• _Given request_:
Copy each row that contains the string "pillar". Case counts.

• _Dataset extract_:
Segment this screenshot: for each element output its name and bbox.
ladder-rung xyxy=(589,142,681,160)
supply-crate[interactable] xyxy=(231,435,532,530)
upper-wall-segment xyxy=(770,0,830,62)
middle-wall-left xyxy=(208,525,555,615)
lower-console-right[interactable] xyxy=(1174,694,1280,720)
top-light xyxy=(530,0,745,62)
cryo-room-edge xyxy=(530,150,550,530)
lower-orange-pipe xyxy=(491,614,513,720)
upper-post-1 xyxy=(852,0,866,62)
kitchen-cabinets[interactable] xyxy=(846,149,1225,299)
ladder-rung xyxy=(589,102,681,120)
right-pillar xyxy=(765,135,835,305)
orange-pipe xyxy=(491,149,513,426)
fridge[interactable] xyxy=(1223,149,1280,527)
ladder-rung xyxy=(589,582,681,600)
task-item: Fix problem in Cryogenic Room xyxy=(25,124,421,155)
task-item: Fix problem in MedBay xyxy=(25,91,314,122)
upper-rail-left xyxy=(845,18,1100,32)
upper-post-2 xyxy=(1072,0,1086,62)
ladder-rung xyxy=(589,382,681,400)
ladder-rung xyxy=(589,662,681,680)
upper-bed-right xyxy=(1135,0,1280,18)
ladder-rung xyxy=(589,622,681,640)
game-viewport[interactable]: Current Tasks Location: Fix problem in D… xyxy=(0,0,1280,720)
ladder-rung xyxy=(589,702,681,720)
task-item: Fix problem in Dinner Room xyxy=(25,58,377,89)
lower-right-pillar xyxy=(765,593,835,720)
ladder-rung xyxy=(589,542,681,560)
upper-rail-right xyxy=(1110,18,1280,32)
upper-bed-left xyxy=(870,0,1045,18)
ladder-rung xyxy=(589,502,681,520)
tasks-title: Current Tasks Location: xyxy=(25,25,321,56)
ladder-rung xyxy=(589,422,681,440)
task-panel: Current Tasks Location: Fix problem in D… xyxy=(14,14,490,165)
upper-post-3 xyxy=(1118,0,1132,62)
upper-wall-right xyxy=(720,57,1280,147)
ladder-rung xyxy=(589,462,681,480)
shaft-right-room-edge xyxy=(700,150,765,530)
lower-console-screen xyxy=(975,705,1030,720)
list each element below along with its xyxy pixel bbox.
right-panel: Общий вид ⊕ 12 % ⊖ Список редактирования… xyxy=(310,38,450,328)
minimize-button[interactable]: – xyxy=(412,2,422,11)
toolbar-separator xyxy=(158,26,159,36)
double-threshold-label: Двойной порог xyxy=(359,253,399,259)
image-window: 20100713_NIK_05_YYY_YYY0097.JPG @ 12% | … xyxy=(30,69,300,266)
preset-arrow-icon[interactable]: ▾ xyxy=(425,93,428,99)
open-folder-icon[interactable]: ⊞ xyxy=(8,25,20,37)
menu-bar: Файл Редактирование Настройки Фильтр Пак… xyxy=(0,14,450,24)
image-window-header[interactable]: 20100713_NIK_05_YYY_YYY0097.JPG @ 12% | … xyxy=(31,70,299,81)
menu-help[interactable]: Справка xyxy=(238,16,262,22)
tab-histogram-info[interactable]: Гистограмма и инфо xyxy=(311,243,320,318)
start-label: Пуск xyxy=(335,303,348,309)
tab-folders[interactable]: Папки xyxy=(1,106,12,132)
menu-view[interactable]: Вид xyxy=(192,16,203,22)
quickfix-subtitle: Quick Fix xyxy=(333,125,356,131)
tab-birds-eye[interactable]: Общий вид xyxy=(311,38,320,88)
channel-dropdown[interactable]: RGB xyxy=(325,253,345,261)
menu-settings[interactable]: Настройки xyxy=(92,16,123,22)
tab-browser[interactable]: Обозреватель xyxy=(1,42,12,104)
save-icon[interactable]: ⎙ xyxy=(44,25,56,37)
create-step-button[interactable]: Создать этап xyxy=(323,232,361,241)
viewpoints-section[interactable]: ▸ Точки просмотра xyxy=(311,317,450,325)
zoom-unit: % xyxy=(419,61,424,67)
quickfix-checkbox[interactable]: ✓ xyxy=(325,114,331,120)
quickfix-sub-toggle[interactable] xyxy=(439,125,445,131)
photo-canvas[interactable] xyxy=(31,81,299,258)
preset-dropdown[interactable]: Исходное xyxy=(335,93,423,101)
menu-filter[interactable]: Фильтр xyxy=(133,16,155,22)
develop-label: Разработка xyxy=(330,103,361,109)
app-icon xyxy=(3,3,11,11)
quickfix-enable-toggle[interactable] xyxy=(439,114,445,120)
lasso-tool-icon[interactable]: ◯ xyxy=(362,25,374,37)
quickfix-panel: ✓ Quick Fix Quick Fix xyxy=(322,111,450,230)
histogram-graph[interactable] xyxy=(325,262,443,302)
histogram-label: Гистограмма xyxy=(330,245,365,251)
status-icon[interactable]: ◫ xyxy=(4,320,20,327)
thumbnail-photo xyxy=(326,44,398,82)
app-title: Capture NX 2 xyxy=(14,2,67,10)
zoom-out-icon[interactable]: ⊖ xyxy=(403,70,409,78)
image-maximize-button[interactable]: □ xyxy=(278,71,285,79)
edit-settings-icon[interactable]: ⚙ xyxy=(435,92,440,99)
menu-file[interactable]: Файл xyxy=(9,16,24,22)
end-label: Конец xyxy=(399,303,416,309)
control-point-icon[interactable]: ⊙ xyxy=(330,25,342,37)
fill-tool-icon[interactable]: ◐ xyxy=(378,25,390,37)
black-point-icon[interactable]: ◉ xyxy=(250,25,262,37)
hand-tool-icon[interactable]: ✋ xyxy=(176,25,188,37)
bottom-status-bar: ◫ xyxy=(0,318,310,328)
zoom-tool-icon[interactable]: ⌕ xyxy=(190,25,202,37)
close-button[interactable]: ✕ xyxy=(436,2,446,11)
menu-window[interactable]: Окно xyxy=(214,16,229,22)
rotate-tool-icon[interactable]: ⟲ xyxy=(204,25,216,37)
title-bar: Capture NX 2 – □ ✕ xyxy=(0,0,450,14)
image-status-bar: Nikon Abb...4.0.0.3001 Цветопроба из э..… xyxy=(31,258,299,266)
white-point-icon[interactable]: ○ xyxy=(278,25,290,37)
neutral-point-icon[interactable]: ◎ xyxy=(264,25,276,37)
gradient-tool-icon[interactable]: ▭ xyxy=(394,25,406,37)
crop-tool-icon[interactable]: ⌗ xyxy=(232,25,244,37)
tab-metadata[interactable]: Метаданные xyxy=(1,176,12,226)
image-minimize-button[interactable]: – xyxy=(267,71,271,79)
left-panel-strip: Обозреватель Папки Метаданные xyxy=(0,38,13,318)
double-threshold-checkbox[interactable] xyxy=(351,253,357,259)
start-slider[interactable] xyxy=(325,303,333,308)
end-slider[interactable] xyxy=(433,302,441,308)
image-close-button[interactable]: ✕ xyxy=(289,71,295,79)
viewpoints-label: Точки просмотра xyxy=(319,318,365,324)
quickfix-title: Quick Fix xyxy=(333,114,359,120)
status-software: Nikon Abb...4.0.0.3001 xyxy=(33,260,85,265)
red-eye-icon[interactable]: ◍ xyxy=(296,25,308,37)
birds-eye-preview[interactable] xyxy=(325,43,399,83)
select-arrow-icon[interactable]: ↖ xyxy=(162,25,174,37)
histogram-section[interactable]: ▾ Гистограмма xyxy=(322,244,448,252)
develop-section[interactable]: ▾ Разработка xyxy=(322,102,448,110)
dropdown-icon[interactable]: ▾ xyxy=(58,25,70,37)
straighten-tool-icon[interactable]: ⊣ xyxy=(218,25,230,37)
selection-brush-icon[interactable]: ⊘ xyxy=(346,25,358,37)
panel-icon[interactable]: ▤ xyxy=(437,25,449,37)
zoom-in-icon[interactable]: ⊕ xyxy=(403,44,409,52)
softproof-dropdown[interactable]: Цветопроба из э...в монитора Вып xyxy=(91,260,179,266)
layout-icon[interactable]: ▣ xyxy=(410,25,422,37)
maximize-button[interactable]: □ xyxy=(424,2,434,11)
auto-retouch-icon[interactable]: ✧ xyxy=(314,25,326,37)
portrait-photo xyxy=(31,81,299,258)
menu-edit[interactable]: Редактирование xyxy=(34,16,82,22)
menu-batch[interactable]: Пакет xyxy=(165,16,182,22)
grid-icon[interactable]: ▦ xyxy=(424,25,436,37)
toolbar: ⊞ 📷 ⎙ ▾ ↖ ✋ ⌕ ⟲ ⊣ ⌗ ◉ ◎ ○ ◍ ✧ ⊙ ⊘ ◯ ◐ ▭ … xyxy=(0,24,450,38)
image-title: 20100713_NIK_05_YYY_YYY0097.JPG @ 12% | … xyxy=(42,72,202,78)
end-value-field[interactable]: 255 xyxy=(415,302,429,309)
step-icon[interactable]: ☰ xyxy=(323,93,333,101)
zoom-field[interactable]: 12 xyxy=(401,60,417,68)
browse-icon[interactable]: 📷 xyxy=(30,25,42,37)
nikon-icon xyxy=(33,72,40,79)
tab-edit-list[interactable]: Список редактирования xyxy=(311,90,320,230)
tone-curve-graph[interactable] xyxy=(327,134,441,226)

• _Expected answer_:
right-pillar xyxy=(765,135,835,305)
lower-right-pillar xyxy=(765,593,835,720)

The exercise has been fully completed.